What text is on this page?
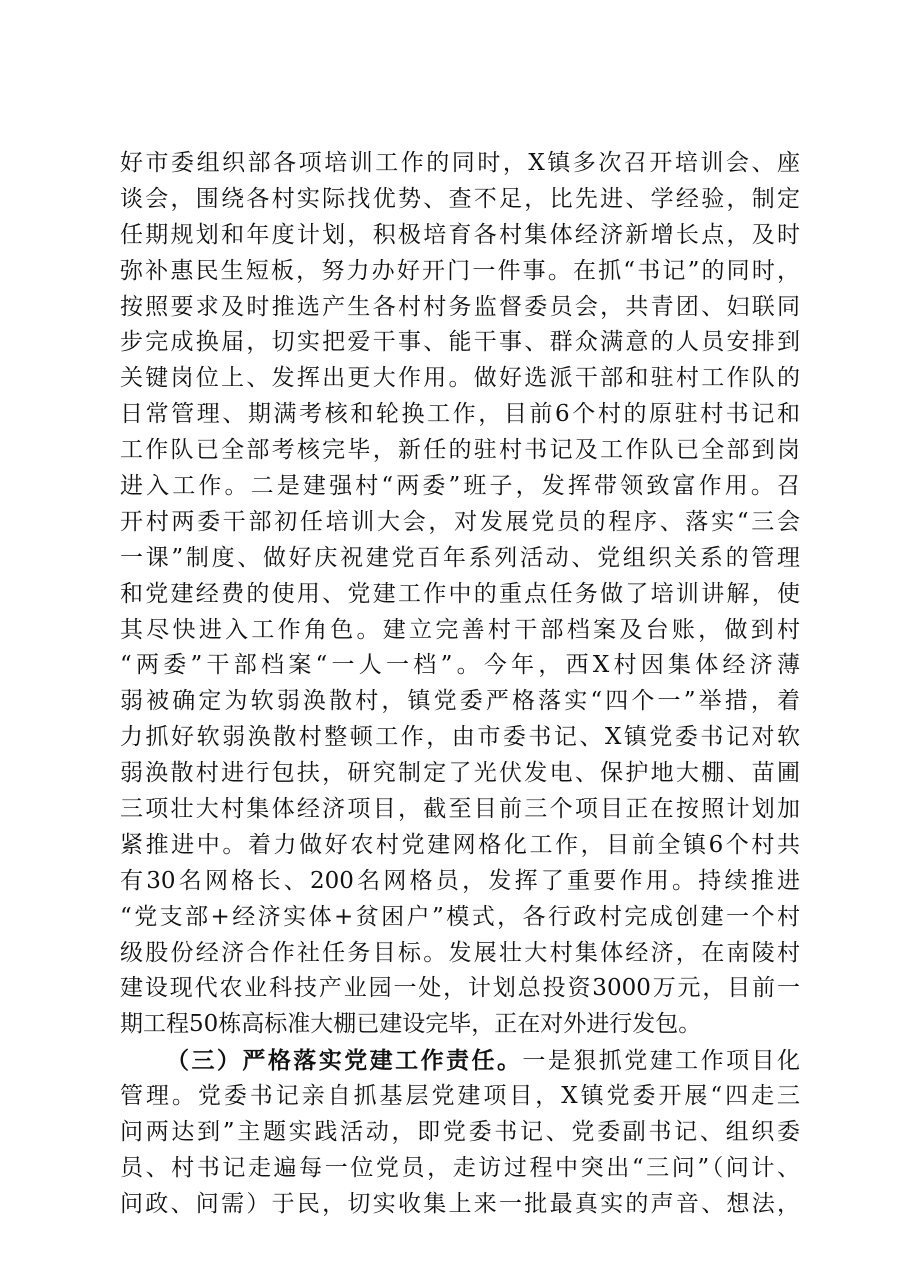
好市委组织部各项培训工作的同时，X镇多次召开培训会、座
谈会，围绕各村实际找优势、查不足，比先进、学经验，制定
任期规划和年度计划，积极培育各村集体经济新增长点，及时
弥补惠民生短板，努力办好开门一件事。在抓“书记”的同时，
按照要求及时推选产生各村村务监督委员会，共青团、妇联同
步完成换届，切实把爱干事、能干事、群众满意的人员安排到
关键岗位上、发挥出更大作用。做好选派干部和驻村工作队的
日常管理、期满考核和轮换工作，目前6个村的原驻村书记和
工作队已全部考核完毕，新任的驻村书记及工作队已全部到岗
进入工作。二是建强村“两委”班子，发挥带领致富作用。召
开村两委干部初任培训大会，对发展党员的程序、落实“三会
一课”制度、做好庆祝建党百年系列活动、党组织关系的管理
和党建经费的使用、党建工作中的重点任务做了培训讲解，使
其尽快进入工作角色。建立完善村干部档案及台账，做到村
“两委”干部档案“一人一档”。今年，西X村因集体经济薄
弱被确定为软弱涣散村，镇党委严格落实“四个一”举措，着
力抓好软弱涣散村整顿工作，由市委书记、X镇党委书记对软
弱涣散村进行包扶，研究制定了光伏发电、保护地大棚、苗圃
三项壮大村集体经济项目，截至目前三个项目正在按照计划加
紧推进中。着力做好农村党建网格化工作，目前全镇6个村共
有30名网格长、200名网格员，发挥了重要作用。持续推进
“党支部+经济实体+贫困户”模式，各行政村完成创建一个村
级股份经济合作社任务目标。发展壮大村集体经济，在南陵村
建设现代农业科技产业园一处，计划总投资3000万元，目前一
期工程50栋高标准大棚已建设完毕，正在对外进行发包。
（三）严格落实党建工作责任。一是狠抓党建工作项目化
管理。党委书记亲自抓基层党建项目，X镇党委开展“四走三
问两达到”主题实践活动，即党委书记、党委副书记、组织委
员、村书记走遍每一位党员，走访过程中突出“三问”（问计、
问政、问需）于民，切实收集上来一批最真实的声音、想法，
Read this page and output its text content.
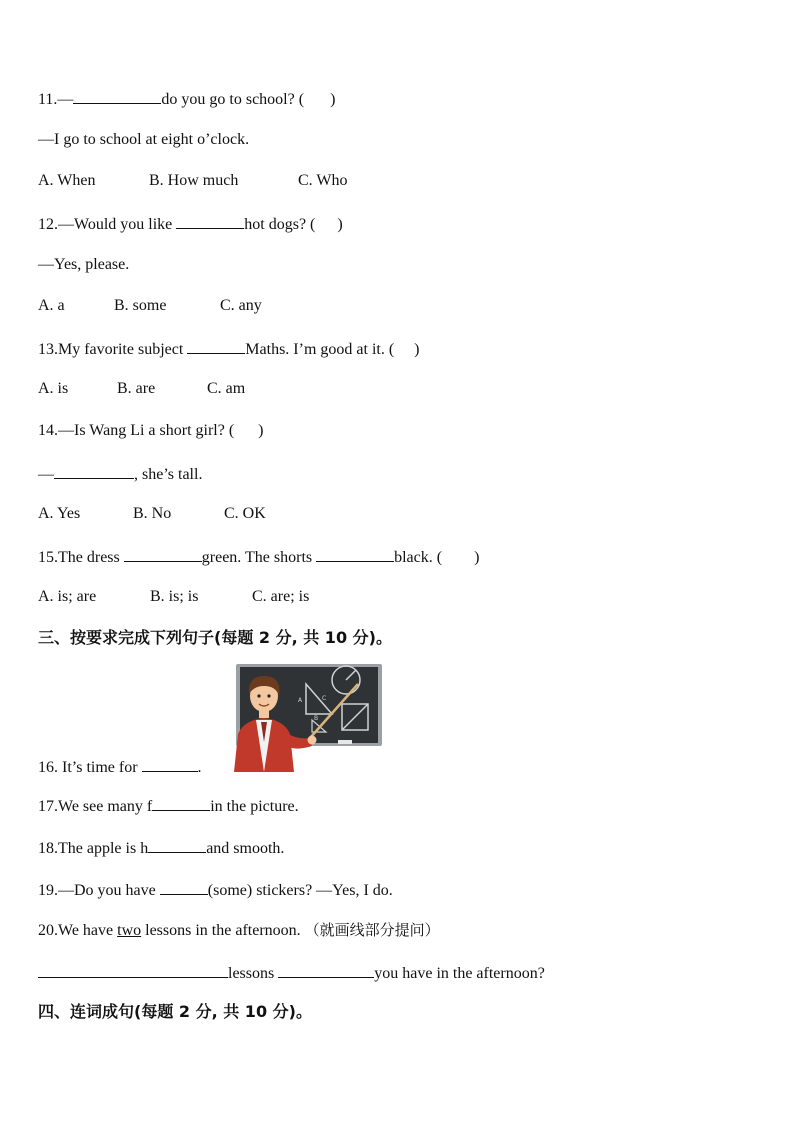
11.—	do you go to school? ( )
—I go to school at eight o’clock.
A. When	B. How much	C. Who
12.—Would you like	hot dogs? ( )
—Yes, please.
A. a	B. some	C. any
13.My favorite subject	Maths. I’m good at it. ( )
A. is	B. are	C. am
14.—Is Wang Li a short girl? ( )
—	, she’s tall.
A. Yes	B. No	C. OK
15.The dress	green. The shorts	black. ( )
A. is; are	B. is; is	C. are; is
三、按要求完成下列句子(每题 2 分, 共 10 分)。
A	C
B
16. It’s time for	.
17.We see many f	in the picture.
18.The apple is h	and smooth.
19.—Do you have	(some) stickers? —Yes, I do.
20.We have two lessons in the afternoon. （就画线部分提问）
lessons	you have in the afternoon?
四、连词成句(每题 2 分, 共 10 分)。
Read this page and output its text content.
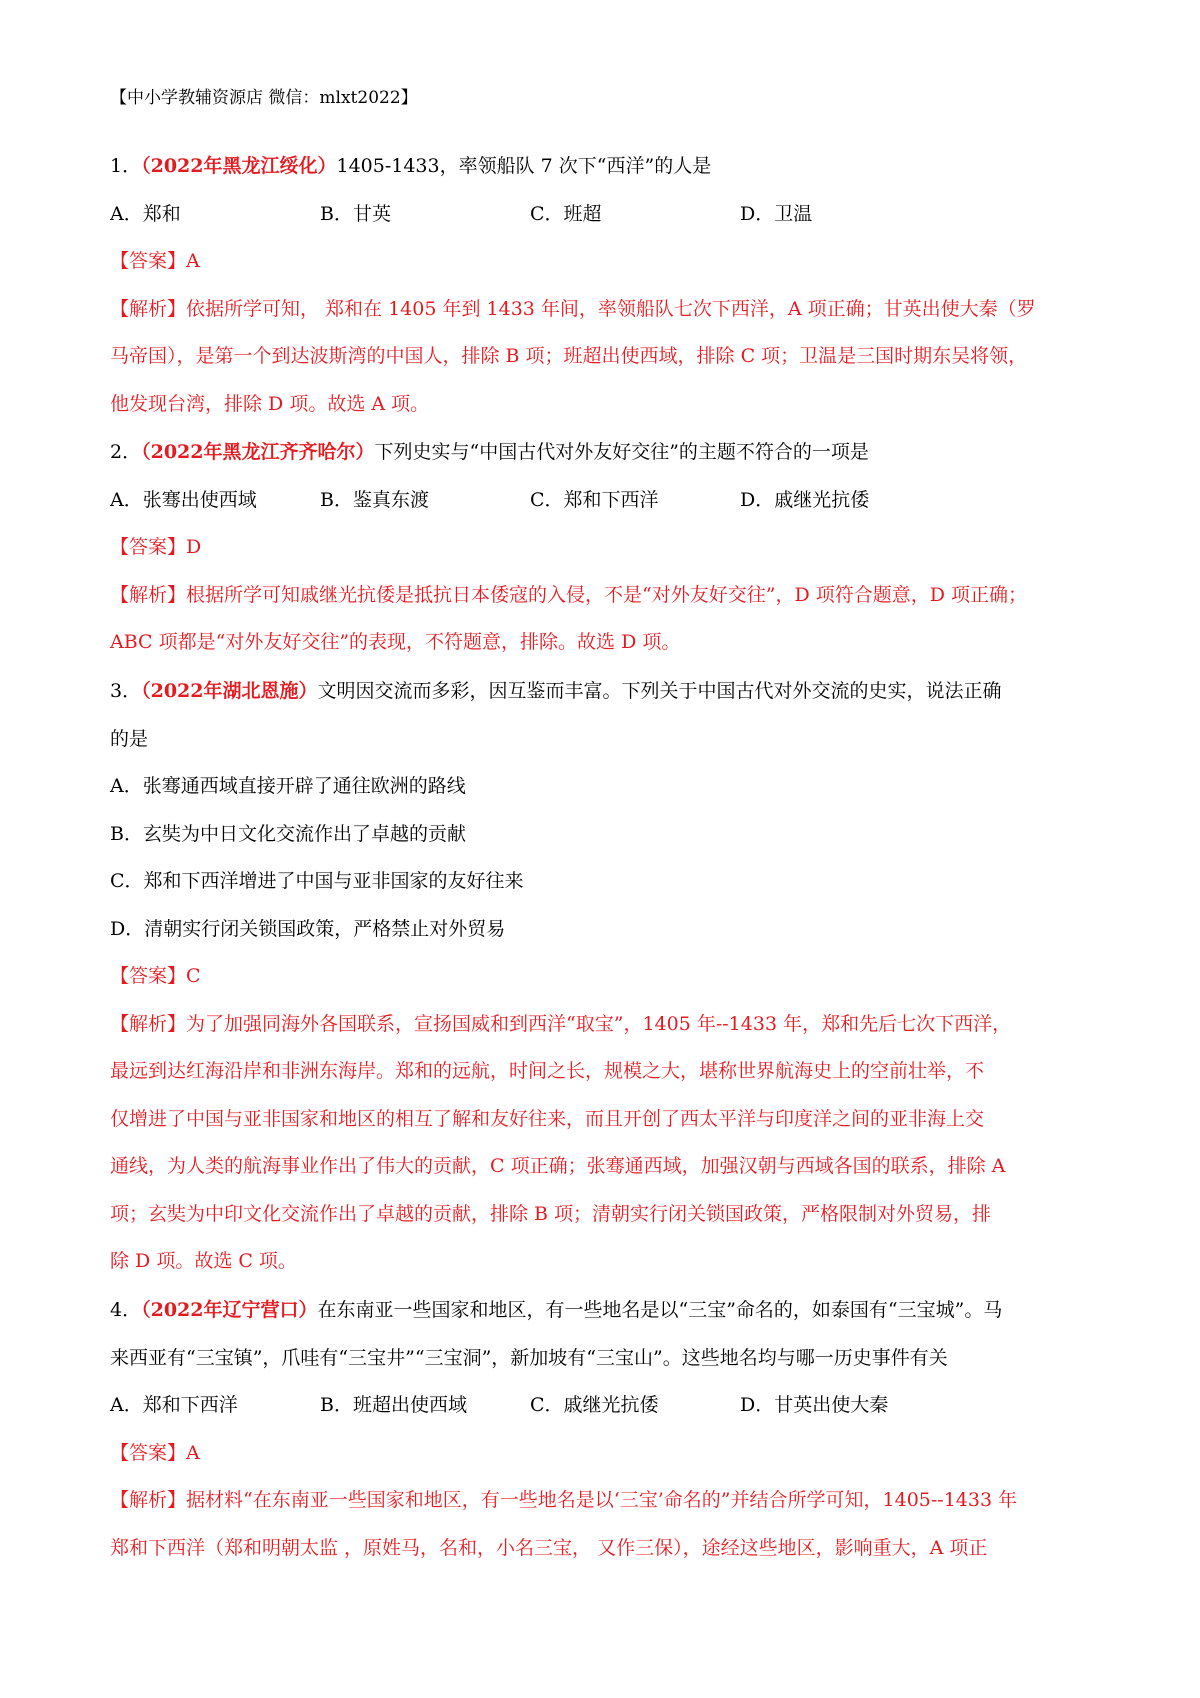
【中小学教辅资源店 微信：mlxt2022】
1．（2022年黑龙江绥化）1405-1433，率领船队 7 次下“西洋”的人是
A．郑和	B．甘英	C．班超	D．卫温
【答案】A
【解析】依据所学可知， 郑和在 1405 年到 1433 年间，率领船队七次下西洋，A 项正确；甘英出使大秦（罗
马帝国），是第一个到达波斯湾的中国人，排除 B 项；班超出使西域，排除 C 项；卫温是三国时期东吴将领，
他发现台湾，排除 D 项。故选 A 项。
2．（2022年黑龙江齐齐哈尔）下列史实与“中国古代对外友好交往”的主题不符合的一项是
A．张骞出使西域	B．鉴真东渡	C．郑和下西洋	D．戚继光抗倭
【答案】D
【解析】根据所学可知戚继光抗倭是抵抗日本倭寇的入侵，不是“对外友好交往”，D 项符合题意，D 项正确；
ABC 项都是“对外友好交往”的表现，不符题意，排除。故选 D 项。
3．（2022年湖北恩施）文明因交流而多彩，因互鉴而丰富。下列关于中国古代对外交流的史实，说法正确
的是
A．张骞通西域直接开辟了通往欧洲的路线
B．玄奘为中日文化交流作出了卓越的贡献
C．郑和下西洋增进了中国与亚非国家的友好往来
D．清朝实行闭关锁国政策，严格禁止对外贸易
【答案】C
【解析】为了加强同海外各国联系，宣扬国威和到西洋“取宝”，1405 年--1433 年，郑和先后七次下西洋，
最远到达红海沿岸和非洲东海岸。郑和的远航，时间之长，规模之大，堪称世界航海史上的空前壮举，不
仅增进了中国与亚非国家和地区的相互了解和友好往来，而且开创了西太平洋与印度洋之间的亚非海上交
通线，为人类的航海事业作出了伟大的贡献，C 项正确；张骞通西域，加强汉朝与西域各国的联系，排除 A
项；玄奘为中印文化交流作出了卓越的贡献，排除 B 项；清朝实行闭关锁国政策，严格限制对外贸易，排
除 D 项。故选 C 项。
4．（2022年辽宁营口）在东南亚一些国家和地区，有一些地名是以“三宝”命名的，如泰国有“三宝城”。马
来西亚有“三宝镇”，爪哇有“三宝井”“三宝洞”，新加坡有“三宝山”。这些地名均与哪一历史事件有关
A．郑和下西洋	B．班超出使西域	C．戚继光抗倭	D．甘英出使大秦
【答案】A
【解析】据材料“在东南亚一些国家和地区，有一些地名是以‘三宝’命名的”并结合所学可知，1405--1433 年
郑和下西洋（郑和明朝太监 ，原姓马，名和，小名三宝， 又作三保），途经这些地区，影响重大，A 项正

----------------

REQUIRED WORK:
Each record above must be returned exactly as written, with its pictures omitted.

FULL OUTPUT:
What text is on this page?
好市委组织部各项培训工作的同时，X镇多次召开培训会、座
谈会，围绕各村实际找优势、查不足，比先进、学经验，制定
任期规划和年度计划，积极培育各村集体经济新增长点，及时
弥补惠民生短板，努力办好开门一件事。在抓“书记”的同时，
按照要求及时推选产生各村村务监督委员会，共青团、妇联同
步完成换届，切实把爱干事、能干事、群众满意的人员安排到
关键岗位上、发挥出更大作用。做好选派干部和驻村工作队的
日常管理、期满考核和轮换工作，目前6个村的原驻村书记和
工作队已全部考核完毕，新任的驻村书记及工作队已全部到岗
进入工作。二是建强村“两委”班子，发挥带领致富作用。召
开村两委干部初任培训大会，对发展党员的程序、落实“三会
一课”制度、做好庆祝建党百年系列活动、党组织关系的管理
和党建经费的使用、党建工作中的重点任务做了培训讲解，使
其尽快进入工作角色。建立完善村干部档案及台账，做到村
“两委”干部档案“一人一档”。今年，西X村因集体经济薄
弱被确定为软弱涣散村，镇党委严格落实“四个一”举措，着
力抓好软弱涣散村整顿工作，由市委书记、X镇党委书记对软
弱涣散村进行包扶，研究制定了光伏发电、保护地大棚、苗圃
三项壮大村集体经济项目，截至目前三个项目正在按照计划加
紧推进中。着力做好农村党建网格化工作，目前全镇6个村共
有30名网格长、200名网格员，发挥了重要作用。持续推进
“党支部+经济实体+贫困户”模式，各行政村完成创建一个村
级股份经济合作社任务目标。发展壮大村集体经济，在南陵村
建设现代农业科技产业园一处，计划总投资3000万元，目前一
期工程50栋高标准大棚已建设完毕，正在对外进行发包。
（三）严格落实党建工作责任。一是狠抓党建工作项目化
管理。党委书记亲自抓基层党建项目，X镇党委开展“四走三
问两达到”主题实践活动，即党委书记、党委副书记、组织委
员、村书记走遍每一位党员，走访过程中突出“三问”（问计、
问政、问需）于民，切实收集上来一批最真实的声音、想法，
Read this page and output its text content.
11.—	do you go to school? ( )
—I go to school at eight o’clock.
A. When	B. How much	C. Who
12.—Would you like	hot dogs? ( )
—Yes, please.
A. a	B. some	C. any
13.My favorite subject	Maths. I’m good at it. ( )
A. is	B. are	C. am
14.—Is Wang Li a short girl? ( )
—	, she’s tall.
A. Yes	B. No	C. OK
15.The dress	green. The shorts	black. ( )
A. is; are	B. is; is	C. are; is
三、按要求完成下列句子(每题 2 分, 共 10 分)。
A	C
B
16. It’s time for	.
17.We see many f	in the picture.
18.The apple is h	and smooth.
19.—Do you have	(some) stickers? —Yes, I do.
20.We have two lessons in the afternoon. （就画线部分提问）
lessons	you have in the afternoon?
四、连词成句(每题 2 分, 共 10 分)。
Read this page and output its text content.
【中小学教辅资源店 微信：mlxt2022】
1．（2022年黑龙江绥化）1405-1433，率领船队 7 次下“西洋”的人是
A．郑和	B．甘英	C．班超	D．卫温
【答案】A
【解析】依据所学可知， 郑和在 1405 年到 1433 年间，率领船队七次下西洋，A 项正确；甘英出使大秦（罗
马帝国），是第一个到达波斯湾的中国人，排除 B 项；班超出使西域，排除 C 项；卫温是三国时期东吴将领，
他发现台湾，排除 D 项。故选 A 项。
2．（2022年黑龙江齐齐哈尔）下列史实与“中国古代对外友好交往”的主题不符合的一项是
A．张骞出使西域	B．鉴真东渡	C．郑和下西洋	D．戚继光抗倭
【答案】D
【解析】根据所学可知戚继光抗倭是抵抗日本倭寇的入侵，不是“对外友好交往”，D 项符合题意，D 项正确；
ABC 项都是“对外友好交往”的表现，不符题意，排除。故选 D 项。
3．（2022年湖北恩施）文明因交流而多彩，因互鉴而丰富。下列关于中国古代对外交流的史实，说法正确
的是
A．张骞通西域直接开辟了通往欧洲的路线
B．玄奘为中日文化交流作出了卓越的贡献
C．郑和下西洋增进了中国与亚非国家的友好往来
D．清朝实行闭关锁国政策，严格禁止对外贸易
【答案】C
【解析】为了加强同海外各国联系，宣扬国威和到西洋“取宝”，1405 年--1433 年，郑和先后七次下西洋，
最远到达红海沿岸和非洲东海岸。郑和的远航，时间之长，规模之大，堪称世界航海史上的空前壮举，不
仅增进了中国与亚非国家和地区的相互了解和友好往来，而且开创了西太平洋与印度洋之间的亚非海上交
通线，为人类的航海事业作出了伟大的贡献，C 项正确；张骞通西域，加强汉朝与西域各国的联系，排除 A
项；玄奘为中印文化交流作出了卓越的贡献，排除 B 项；清朝实行闭关锁国政策，严格限制对外贸易，排
除 D 项。故选 C 项。
4．（2022年辽宁营口）在东南亚一些国家和地区，有一些地名是以“三宝”命名的，如泰国有“三宝城”。马
来西亚有“三宝镇”，爪哇有“三宝井”“三宝洞”，新加坡有“三宝山”。这些地名均与哪一历史事件有关
A．郑和下西洋	B．班超出使西域	C．戚继光抗倭	D．甘英出使大秦
【答案】A
【解析】据材料“在东南亚一些国家和地区，有一些地名是以‘三宝’命名的”并结合所学可知，1405--1433 年
郑和下西洋（郑和明朝太监 ，原姓马，名和，小名三宝， 又作三保），途经这些地区，影响重大，A 项正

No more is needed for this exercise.